[Records from a collection]
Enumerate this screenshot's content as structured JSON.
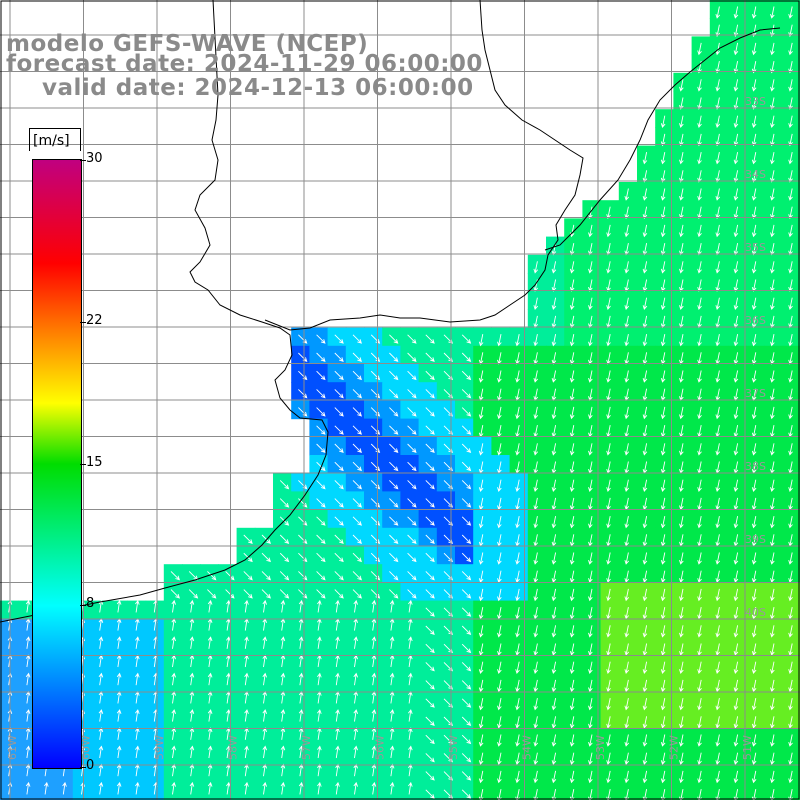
{
  "title": {
    "line1": "modelo GEFS-WAVE (NCEP)",
    "line2": "forecast date: 2024-11-29 06:00:00",
    "line3": "valid date: 2024-12-13 06:00:00"
  },
  "colorbar": {
    "unit": "[m/s]",
    "ticks": [
      {
        "label": "30",
        "value": 30
      },
      {
        "label": "22",
        "value": 22
      },
      {
        "label": "15",
        "value": 15
      },
      {
        "label": "8",
        "value": 8
      },
      {
        "label": "0",
        "value": 0
      }
    ],
    "min": 0,
    "max": 30,
    "colors": [
      "#0000ff",
      "#00ffff",
      "#00dd00",
      "#ffff00",
      "#ff7000",
      "#ff0000",
      "#c00080"
    ]
  },
  "map": {
    "lat_labels": [
      "33S",
      "34S",
      "35S",
      "36S",
      "37S",
      "38S",
      "39S",
      "40S"
    ],
    "lon_labels": [
      "61W",
      "60W",
      "59W",
      "58W",
      "57W",
      "56W",
      "55W",
      "54W",
      "53W",
      "52W",
      "51W"
    ],
    "land_color": "#ffffff",
    "grid_color": "#8c8c8c",
    "arrow_color": "#ffffff"
  }
}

### Problem to solve
Leave out all images, then reproduce the entries above exactly.

### Result of this exercise
Enumerate this screenshot's content as structured JSON.
{
  "title": {
    "line1": "modelo GEFS-WAVE (NCEP)",
    "line2": "forecast date: 2024-11-29 06:00:00",
    "line3": "valid date: 2024-12-13 06:00:00"
  },
  "colorbar": {
    "unit": "[m/s]",
    "ticks": [
      {
        "label": "30",
        "value": 30
      },
      {
        "label": "22",
        "value": 22
      },
      {
        "label": "15",
        "value": 15
      },
      {
        "label": "8",
        "value": 8
      },
      {
        "label": "0",
        "value": 0
      }
    ],
    "min": 0,
    "max": 30,
    "colors": [
      "#0000ff",
      "#00ffff",
      "#00dd00",
      "#ffff00",
      "#ff7000",
      "#ff0000",
      "#c00080"
    ]
  },
  "map": {
    "lat_labels": [
      "33S",
      "34S",
      "35S",
      "36S",
      "37S",
      "38S",
      "39S",
      "40S"
    ],
    "lon_labels": [
      "61W",
      "60W",
      "59W",
      "58W",
      "57W",
      "56W",
      "55W",
      "54W",
      "53W",
      "52W",
      "51W"
    ],
    "land_color": "#ffffff",
    "grid_color": "#8c8c8c",
    "arrow_color": "#ffffff"
  }
}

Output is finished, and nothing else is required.